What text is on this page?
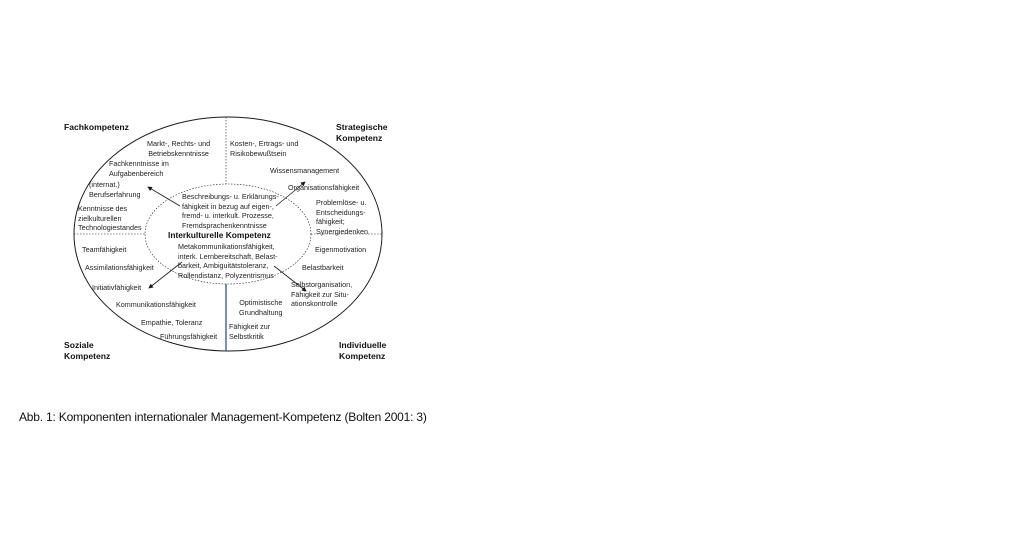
Fachkompetenz	Strategische
Kompetenz
Soziale
Kompetenz
Individuelle
Kompetenz
Markt-, Rechts- und
Betriebskenntnisse
Fachkenntnisse im
Aufgabenbereich
(internat.)
Berufserfahrung
Kenntnisse des
zielkulturellen
Technologiestandes
Kosten-, Ertrags- und
Risikobewußtsein
Wissensmanagement
Organisationsfähigkeit
Problemlöse- u.
Entscheidungs-
fähigkeit;
Synergiedenken
Teamfähigkeit
Assimilationsfähigkeit
Initiativfähigkeit
Kommunikationsfähigkeit
Empathie, Toleranz
Führungsfähigkeit
Eigenmotivation
Belastbarkeit
Selbstorganisation,
Fähigkeit zur Situ-
ationskontrolle
Optimistische
Grundhaltung
Fähigkeit zur
Selbstkritik
Beschreibungs- u. Erklärungs-
fähigkeit in bezug auf eigen-,
fremd- u. interkult. Prozesse,
Fremdsprachenkenntnisse
Interkulturelle Kompetenz
Metakommunikationsfähigkeit,
interk. Lernbereitschaft, Belast-
barkeit, Ambiguitätstoleranz,
Rollendistanz, Polyzentrismus
Abb. 1: Komponenten internationaler Management-Kompetenz (Bolten 2001: 3)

- [TO BE DONE] Without including any pictures, print each record exactly.

- [TASK RESULT]
What text is on this page?
Fachkompetenz	Strategische
Kompetenz
Soziale
Kompetenz
Individuelle
Kompetenz
Markt-, Rechts- und
Betriebskenntnisse
Fachkenntnisse im
Aufgabenbereich
(internat.)
Berufserfahrung
Kenntnisse des
zielkulturellen
Technologiestandes
Kosten-, Ertrags- und
Risikobewußtsein
Wissensmanagement
Organisationsfähigkeit
Problemlöse- u.
Entscheidungs-
fähigkeit;
Synergiedenken
Teamfähigkeit
Assimilationsfähigkeit
Initiativfähigkeit
Kommunikationsfähigkeit
Empathie, Toleranz
Führungsfähigkeit
Eigenmotivation
Belastbarkeit
Selbstorganisation,
Fähigkeit zur Situ-
ationskontrolle
Optimistische
Grundhaltung
Fähigkeit zur
Selbstkritik
Beschreibungs- u. Erklärungs-
fähigkeit in bezug auf eigen-,
fremd- u. interkult. Prozesse,
Fremdsprachenkenntnisse
Interkulturelle Kompetenz
Metakommunikationsfähigkeit,
interk. Lernbereitschaft, Belast-
barkeit, Ambiguitätstoleranz,
Rollendistanz, Polyzentrismus
Abb. 1: Komponenten internationaler Management-Kompetenz (Bolten 2001: 3)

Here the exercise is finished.